**Text**.
────────────────────

Letter Agreement, dated August 10, 2020, from Unico American Corporation to Cary L. Cheldin

EX-10.1 2 ex10-1.htm EXHIBIT 10.1

EXHIBIT 10.1

 

Unico American Corporation

26050 Mureau Road

Calabasas, California 91302

 

August 10, 2020

 

Cary L. Cheldin

26050 Mureau Road

Calabasas, CA 91302

 

Re: Acceptance of Resignation and Award of Retirement Package

 

Mr. Cheldin:

 

The board of directors (the “Board”) of Unico American Corporation, a Nevada corporation (the “Company”) understands that should you determine to resign from your positions as Chairman of the Board, member of the Board and President and Chief Executive Officer of the Company and its affiliates and subsidiaries, including leaving in all capacities of employment, agency or obligation in connection with your retirement, this resignation shall be effective as of August 10, 2020 (the “Effective Date”). The Board will accept your resignation as Chairman of the Board, member of the Board and President and Chief Executive Officer of the Company and its affiliates and subsidiaries, including leaving in all capacities of employment, agent or obligation effective as of the Effective Date.

 

With appreciation for your service to the Board in your role as Chairman for over a decade, in consideration of, and contingent upon, your resignation and in recognition of the additional decades of service to the Company you have provided in various roles, the Board shall provide you with a retirement package, on the terms set forth in Exhibit A hereto (the “Retirement Package”) and you, in consideration of the payments and benefits provided for under the Retirement Package, will agree that the Employment Agreement, dated as of March 17, 2015, by and between Unico American Corporation and Cary L. Cheldin, as amended (the “Employment Agreement”), except as to those provisions which expressly survive termination or expiration will be terminated and you shall not be entitled to receive any compensation or benefits under the Employment Agreement or otherwise, except as provided in the Retirement Package.

────────────────────

**Items**.
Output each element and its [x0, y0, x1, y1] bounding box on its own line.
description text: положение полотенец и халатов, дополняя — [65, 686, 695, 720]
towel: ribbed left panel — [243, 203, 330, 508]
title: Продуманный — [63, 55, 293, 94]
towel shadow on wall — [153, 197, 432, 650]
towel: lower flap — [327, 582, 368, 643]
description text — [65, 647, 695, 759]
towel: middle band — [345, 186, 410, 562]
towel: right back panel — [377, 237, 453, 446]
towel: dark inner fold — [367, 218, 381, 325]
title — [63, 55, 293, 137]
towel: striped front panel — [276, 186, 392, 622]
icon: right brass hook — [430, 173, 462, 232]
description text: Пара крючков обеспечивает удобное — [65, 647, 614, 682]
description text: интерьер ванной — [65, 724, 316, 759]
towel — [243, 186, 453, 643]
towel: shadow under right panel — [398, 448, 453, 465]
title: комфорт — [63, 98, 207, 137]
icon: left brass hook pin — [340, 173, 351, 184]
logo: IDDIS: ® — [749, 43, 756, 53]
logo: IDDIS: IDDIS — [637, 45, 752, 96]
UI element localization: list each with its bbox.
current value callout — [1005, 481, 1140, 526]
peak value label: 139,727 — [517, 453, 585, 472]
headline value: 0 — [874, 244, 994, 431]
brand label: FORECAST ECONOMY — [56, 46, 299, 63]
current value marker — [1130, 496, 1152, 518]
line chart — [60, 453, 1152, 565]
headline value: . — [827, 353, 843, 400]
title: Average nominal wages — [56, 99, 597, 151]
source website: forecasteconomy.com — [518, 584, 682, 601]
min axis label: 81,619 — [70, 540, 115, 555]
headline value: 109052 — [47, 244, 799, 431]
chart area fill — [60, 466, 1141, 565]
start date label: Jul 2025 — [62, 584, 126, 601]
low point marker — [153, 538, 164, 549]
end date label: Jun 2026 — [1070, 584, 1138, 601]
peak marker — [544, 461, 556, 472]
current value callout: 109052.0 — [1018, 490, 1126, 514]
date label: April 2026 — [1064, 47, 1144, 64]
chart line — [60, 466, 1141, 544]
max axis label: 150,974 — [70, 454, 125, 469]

────────────────────

**Objectives**.
- a) Using the letter agreement, decide whether each statement agrees with it, and give yes or no with the deciding words quoted exactly: (i) the resignation takes effect on August 10, 2020; (ii) the Company is a Delaware corporation; (iii) the Employment Agreement is dated as of March 17, 2015.
- b) Reproduce the passage of the letter agreement starting with "The board of" and going on through "the Effective Date.".
Base your responses only on the letter agreement.

**Task solutions**.
- a)
(i) Yes: "this resignation shall be effective as of August 10, 2020"
(ii) No: "a Nevada corporation"
(iii) Yes: "dated as of March 17, 2015"

- b)
The board of directors (the “Board”) of Unico American Corporation, a Nevada corporation (the “Company”) understands that should you determine to resign from your positions as Chairman of the Board, member of the Board and President and Chief Executive Officer of the Company and its affiliates and subsidiaries, including leaving in all capacities of employment, agency or obligation in connection with your retirement, this resignation shall be effective as of August 10, 2020 (the “Effective Date”). The Board will accept your resignation as Chairman of the Board, member of the Board and President and Chief Executive Officer of the Company and its affiliates and subsidiaries, including leaving in all capacities of employment, agent or obligation effective as of the Effective Date.